# WHAT THIS TASK INVOLVES
Return the records that follow unaltered. Omit every picture.

:: DATASET RECORDS ::

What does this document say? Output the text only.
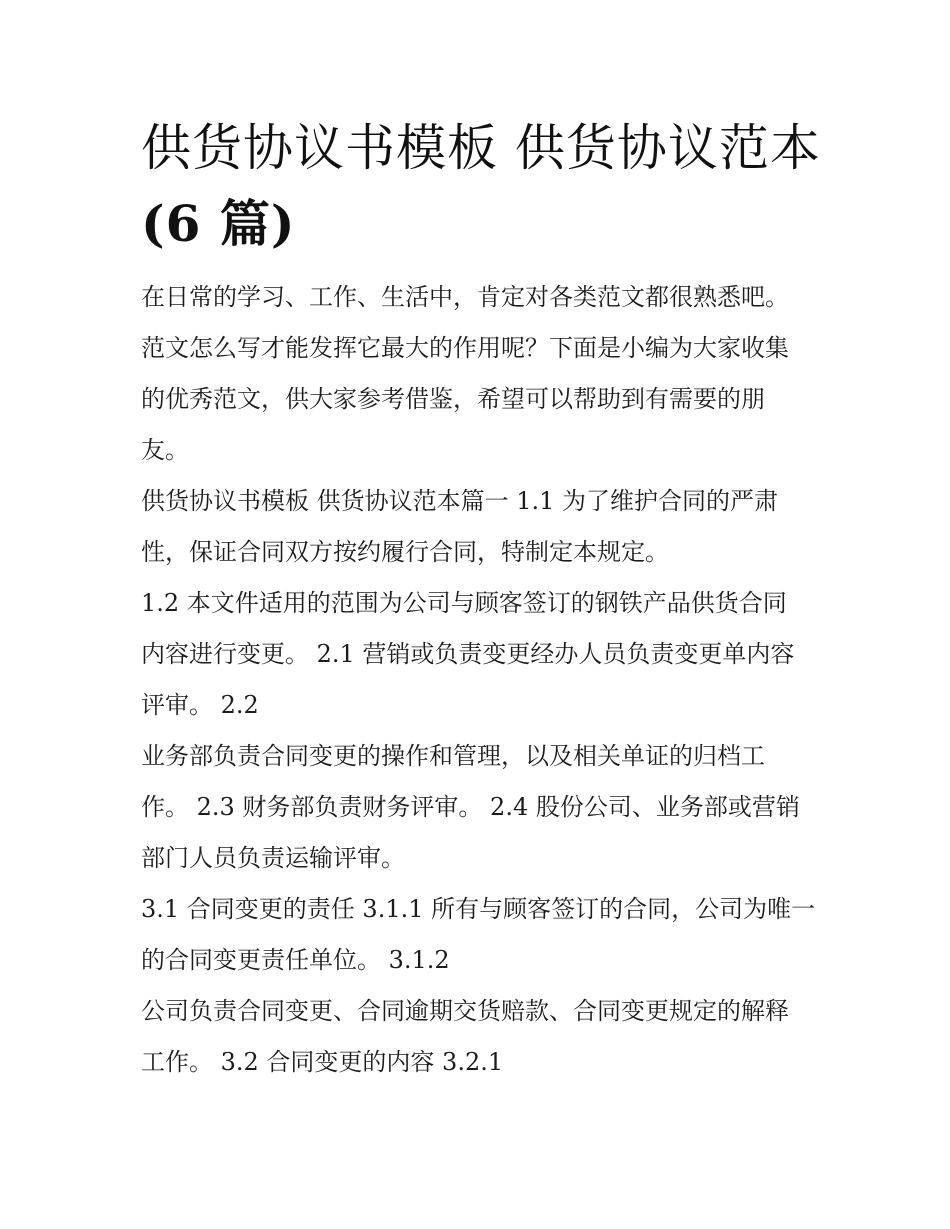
供货协议书模板 供货协议范本
(6 篇)

在日常的学习、工作、生活中，肯定对各类范文都很熟悉吧。
范文怎么写才能发挥它最大的作用呢？下面是小编为大家收集
的优秀范文，供大家参考借鉴，希望可以帮助到有需要的朋
友。

供货协议书模板 供货协议范本篇一 1.1 为了维护合同的严肃
性，保证合同双方按约履行合同，特制定本规定。

1.2 本文件适用的范围为公司与顾客签订的钢铁产品供货合同
内容进行变更。 2.1 营销或负责变更经办人员负责变更单内容
评审。 2.2

业务部负责合同变更的操作和管理，以及相关单证的归档工
作。 2.3 财务部负责财务评审。 2.4 股份公司、业务部或营销
部门人员负责运输评审。

3.1 合同变更的责任 3.1.1 所有与顾客签订的合同，公司为唯一
的合同变更责任单位。 3.1.2

公司负责合同变更、合同逾期交货赔款、合同变更规定的解释
工作。 3.2 合同变更的内容 3.2.1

:::

# RIGHT ANSWER
What does this document say? Output the text only.
供货协议书模板 供货协议范本
(6 篇)

在日常的学习、工作、生活中，肯定对各类范文都很熟悉吧。
范文怎么写才能发挥它最大的作用呢？下面是小编为大家收集
的优秀范文，供大家参考借鉴，希望可以帮助到有需要的朋
友。

供货协议书模板 供货协议范本篇一 1.1 为了维护合同的严肃
性，保证合同双方按约履行合同，特制定本规定。

1.2 本文件适用的范围为公司与顾客签订的钢铁产品供货合同
内容进行变更。 2.1 营销或负责变更经办人员负责变更单内容
评审。 2.2

业务部负责合同变更的操作和管理，以及相关单证的归档工
作。 2.3 财务部负责财务评审。 2.4 股份公司、业务部或营销
部门人员负责运输评审。

3.1 合同变更的责任 3.1.1 所有与顾客签订的合同，公司为唯一
的合同变更责任单位。 3.1.2

公司负责合同变更、合同逾期交货赔款、合同变更规定的解释
工作。 3.2 合同变更的内容 3.2.1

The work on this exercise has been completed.